· Judges lacked the constitutional authority to develop an overriding legal principle. Instead, if the new approach is to be justified, it needs to be shown in each case precisely why it is that statutory construction yields the particular result sought by the Crown.
· Lord Hoffmann
· There is ultimately only one principle of construction, namely to ascertain what Parliament meat by using the language of the statute… the innovation in Ramsay was to give the statutory concepts of ‘loss’ and ‘disposal’ a commercial meaning. The new principle of construction was a recognition that the statutory language was intended to refer to commercial concepts, so that in the case of a concept such as a ‘disposal’, the court was required to take a view of the facts which transcended the juristic individuality of the various parts of a preplanned series of transactions.
McFarlane and Simpson
· Lord Hoffmann concludes that the existing decisions can only be justified if it is accepted that Parliament may not always intend statutory language to bear a purely legal meaning. Instead, if the context so requires, Parliament may intend the words it uses to have a commercial meaning.
· Lord Brightman’s approach had been misunderstood, and could not be said to be a principle of construction. It was instead a statement of the consequences of giving a commercial construction to a fiscal concept, and must logically be preceded by an analysis of the stat language. Only by doing so could it be determined whether Parliament intended a particular term to be given a commercial meaning ‘capable of transcending the juristic individuality of the component parts’ of the transaction concerned.
· Where Parliament does intend a term to have a commercial meaning, then ‘to have regard to the business “substance” of the matter is not to ignore the legal position but to give effect to it.
· Burmah Oil: ‘loss’ in the capital gains tax legislation was again to be taken to mean a loss in commercial terms and not a series of pre-planned transactions which had no business purpose.
· In Furniss the q ‘was whether the disposal had been to one person rather than another’, and the answer was that ‘commercially’ the transaction was a transfer by the Dawsons to WB in exchange for a payment to GJ.
· Such an approach need not always drive one to conclude that a term is meant commercially. Lord H accepts that there are equally terms in tax legislation that cannot be construed in that way. So far as the facts of MacNiven were concerned, it was in fact such a case. The word ‘payment’ was not capable of bearing a commercial meaning wider than the legal one of an act, such as the transfer of money, which discharges a debt. The term must therefore be understood juristically, and the taxpayer was entitled to his deduction. The interest had been ‘paid’ within the meaning of the legislation.
· Where the relevant stat term has a legal meaning
· The courts will no longer be able to rely on the Ramsay principle to tackle avoidance- the decision in MacNiven conclusively rejects any attempt to argue that the Ramsay principle reflects a general judicial power to disregard or recharacterised a particular form of transaction. inevitably, the focus will then shift to other judicially-established techniques of tackling avoidance. First, the courts can confidently assert that the legal characterisation of acts is a matter for them and not for the parties, so that the label attached to a transaction by the parties will not be decisive. Equally, the courts are entitled to look at all the circumstances of a transaction in order to determine its legal nature, and need not assent to the manner in which the parties have recorded their dealings, nor any attempt by the parties to present elements of a transaction as discrete steps when those elements are, in truth, factually interdependent. However, given the evident weakness of these powers in the face of avoidance, the crucial question will be the true extent of the courts’ jurisdiction to disregard sham terms or transactions.

> Records shown:
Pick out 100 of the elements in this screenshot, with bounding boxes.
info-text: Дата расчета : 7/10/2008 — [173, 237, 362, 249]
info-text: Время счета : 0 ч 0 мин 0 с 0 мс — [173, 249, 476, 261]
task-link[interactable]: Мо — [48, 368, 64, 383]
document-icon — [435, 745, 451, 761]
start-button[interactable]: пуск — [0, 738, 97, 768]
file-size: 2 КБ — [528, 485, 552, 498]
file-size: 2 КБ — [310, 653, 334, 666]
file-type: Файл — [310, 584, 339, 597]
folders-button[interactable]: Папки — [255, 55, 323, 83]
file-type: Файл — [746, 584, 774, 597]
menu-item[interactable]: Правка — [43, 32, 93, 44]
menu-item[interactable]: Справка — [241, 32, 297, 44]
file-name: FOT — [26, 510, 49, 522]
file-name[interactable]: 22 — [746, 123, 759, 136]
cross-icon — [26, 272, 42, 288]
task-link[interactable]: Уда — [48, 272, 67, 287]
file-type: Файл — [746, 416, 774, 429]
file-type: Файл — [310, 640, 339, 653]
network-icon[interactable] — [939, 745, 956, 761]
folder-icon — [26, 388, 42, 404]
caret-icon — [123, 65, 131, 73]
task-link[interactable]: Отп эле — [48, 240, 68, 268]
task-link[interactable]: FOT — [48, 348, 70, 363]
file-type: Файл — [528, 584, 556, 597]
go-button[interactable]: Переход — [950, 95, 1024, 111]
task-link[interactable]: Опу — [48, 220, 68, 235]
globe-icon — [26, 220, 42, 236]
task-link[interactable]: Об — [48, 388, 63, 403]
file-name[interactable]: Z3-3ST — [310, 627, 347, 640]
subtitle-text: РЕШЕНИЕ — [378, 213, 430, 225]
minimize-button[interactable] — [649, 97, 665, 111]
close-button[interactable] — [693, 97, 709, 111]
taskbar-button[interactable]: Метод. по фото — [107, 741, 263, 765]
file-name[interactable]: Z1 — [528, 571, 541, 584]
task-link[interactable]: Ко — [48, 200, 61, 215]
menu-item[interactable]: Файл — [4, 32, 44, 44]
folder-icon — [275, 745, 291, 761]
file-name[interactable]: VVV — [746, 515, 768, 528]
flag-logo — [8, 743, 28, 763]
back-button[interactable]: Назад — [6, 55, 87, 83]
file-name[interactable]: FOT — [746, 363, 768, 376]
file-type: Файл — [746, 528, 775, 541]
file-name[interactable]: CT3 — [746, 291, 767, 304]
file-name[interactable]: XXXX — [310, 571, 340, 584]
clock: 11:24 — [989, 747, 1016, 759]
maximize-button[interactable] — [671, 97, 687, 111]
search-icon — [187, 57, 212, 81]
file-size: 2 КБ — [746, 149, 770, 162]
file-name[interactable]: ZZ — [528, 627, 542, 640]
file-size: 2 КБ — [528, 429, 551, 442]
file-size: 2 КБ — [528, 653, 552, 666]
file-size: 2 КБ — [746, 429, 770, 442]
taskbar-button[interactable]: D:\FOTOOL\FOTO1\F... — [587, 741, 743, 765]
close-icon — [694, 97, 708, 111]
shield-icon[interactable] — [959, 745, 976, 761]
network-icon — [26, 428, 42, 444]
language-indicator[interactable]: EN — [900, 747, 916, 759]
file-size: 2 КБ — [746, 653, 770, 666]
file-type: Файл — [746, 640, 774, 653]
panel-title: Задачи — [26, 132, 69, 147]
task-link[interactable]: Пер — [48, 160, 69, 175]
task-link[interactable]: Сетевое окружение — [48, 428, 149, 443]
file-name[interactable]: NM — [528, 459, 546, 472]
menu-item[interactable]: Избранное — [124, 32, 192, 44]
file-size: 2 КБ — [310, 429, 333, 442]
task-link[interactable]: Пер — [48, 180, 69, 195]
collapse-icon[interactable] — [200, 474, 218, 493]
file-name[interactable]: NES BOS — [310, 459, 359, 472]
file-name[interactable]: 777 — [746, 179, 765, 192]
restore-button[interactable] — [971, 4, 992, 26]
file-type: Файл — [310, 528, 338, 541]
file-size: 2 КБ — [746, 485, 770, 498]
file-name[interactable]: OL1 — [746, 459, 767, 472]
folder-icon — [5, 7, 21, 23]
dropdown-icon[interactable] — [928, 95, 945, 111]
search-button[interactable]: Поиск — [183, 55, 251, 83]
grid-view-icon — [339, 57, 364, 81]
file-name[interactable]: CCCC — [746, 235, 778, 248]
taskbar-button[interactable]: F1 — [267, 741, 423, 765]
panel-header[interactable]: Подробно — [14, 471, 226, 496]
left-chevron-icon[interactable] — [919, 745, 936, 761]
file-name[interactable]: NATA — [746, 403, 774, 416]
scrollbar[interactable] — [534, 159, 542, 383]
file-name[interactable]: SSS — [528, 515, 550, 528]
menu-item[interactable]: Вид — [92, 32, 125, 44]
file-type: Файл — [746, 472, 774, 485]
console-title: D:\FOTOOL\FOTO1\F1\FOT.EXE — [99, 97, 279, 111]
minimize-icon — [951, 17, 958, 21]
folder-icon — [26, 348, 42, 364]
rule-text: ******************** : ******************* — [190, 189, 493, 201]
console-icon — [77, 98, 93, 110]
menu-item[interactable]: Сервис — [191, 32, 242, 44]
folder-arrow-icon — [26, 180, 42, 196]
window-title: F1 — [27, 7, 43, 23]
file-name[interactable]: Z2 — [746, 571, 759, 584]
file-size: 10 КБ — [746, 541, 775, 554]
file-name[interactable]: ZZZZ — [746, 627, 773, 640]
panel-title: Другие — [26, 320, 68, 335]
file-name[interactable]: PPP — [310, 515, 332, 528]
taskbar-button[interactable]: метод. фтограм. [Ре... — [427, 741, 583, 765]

> Work task: Translate this sentence from the notes on the Ramsay principle into Spanish: "First, the courts can confidently assert that the legal characterisation of acts is a matter for them and not for the parties, so that the label attached to a transaction by the parties will not be decisive."

> Response area: En primer lugar, los tribunales pueden afirmar con seguridad que la calificación jurídica de los actos es una cuestión que les corresponde a ellos y no a las partes, de modo que la etiqueta que las partes asignen a una operación no será determinante.